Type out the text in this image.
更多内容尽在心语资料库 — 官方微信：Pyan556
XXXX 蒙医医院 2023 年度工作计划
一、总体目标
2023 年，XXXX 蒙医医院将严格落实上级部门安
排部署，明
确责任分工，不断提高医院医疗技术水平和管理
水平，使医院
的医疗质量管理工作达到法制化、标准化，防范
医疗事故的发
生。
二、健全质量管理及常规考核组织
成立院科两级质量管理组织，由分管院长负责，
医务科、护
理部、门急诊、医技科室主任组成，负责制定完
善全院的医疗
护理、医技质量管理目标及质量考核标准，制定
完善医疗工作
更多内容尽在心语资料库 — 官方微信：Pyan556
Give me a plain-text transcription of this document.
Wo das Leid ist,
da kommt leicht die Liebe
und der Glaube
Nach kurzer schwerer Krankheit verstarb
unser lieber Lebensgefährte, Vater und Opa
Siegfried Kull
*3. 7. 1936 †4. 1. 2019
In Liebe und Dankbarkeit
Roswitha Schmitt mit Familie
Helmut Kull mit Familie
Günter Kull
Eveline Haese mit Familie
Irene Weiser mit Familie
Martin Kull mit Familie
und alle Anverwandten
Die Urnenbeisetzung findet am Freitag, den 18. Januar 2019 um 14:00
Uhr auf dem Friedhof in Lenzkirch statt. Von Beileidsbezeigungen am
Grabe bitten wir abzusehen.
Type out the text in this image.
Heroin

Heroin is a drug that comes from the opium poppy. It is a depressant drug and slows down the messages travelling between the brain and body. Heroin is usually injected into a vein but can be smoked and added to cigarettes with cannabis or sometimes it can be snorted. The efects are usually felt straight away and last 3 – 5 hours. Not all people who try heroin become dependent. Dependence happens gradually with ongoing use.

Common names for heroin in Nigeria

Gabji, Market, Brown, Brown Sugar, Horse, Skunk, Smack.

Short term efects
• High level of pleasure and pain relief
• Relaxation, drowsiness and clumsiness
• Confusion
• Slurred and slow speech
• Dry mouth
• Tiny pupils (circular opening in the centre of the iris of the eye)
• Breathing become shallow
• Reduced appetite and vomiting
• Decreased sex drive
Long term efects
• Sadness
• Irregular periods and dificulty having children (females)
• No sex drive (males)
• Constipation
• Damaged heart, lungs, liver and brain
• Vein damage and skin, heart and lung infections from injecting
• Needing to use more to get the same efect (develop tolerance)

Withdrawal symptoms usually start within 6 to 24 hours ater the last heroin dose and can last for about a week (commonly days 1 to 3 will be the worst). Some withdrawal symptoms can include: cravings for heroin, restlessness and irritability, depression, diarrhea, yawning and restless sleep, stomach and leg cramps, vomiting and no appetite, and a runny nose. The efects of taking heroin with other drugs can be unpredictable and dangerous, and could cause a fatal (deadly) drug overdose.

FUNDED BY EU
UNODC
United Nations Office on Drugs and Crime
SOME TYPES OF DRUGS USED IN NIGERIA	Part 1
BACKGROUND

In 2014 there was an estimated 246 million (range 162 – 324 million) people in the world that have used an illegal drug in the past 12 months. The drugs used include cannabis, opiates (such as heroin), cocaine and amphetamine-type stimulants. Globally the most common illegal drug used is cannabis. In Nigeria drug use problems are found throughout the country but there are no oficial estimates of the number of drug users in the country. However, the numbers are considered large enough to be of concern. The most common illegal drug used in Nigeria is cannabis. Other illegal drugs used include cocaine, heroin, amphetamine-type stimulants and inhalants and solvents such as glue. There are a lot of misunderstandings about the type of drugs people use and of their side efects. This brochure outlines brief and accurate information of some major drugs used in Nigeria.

» Prompt
Review the material and copy each line in which the word "drive" appears.

» Written response
• Decreased sex drive
• No sex drive (males)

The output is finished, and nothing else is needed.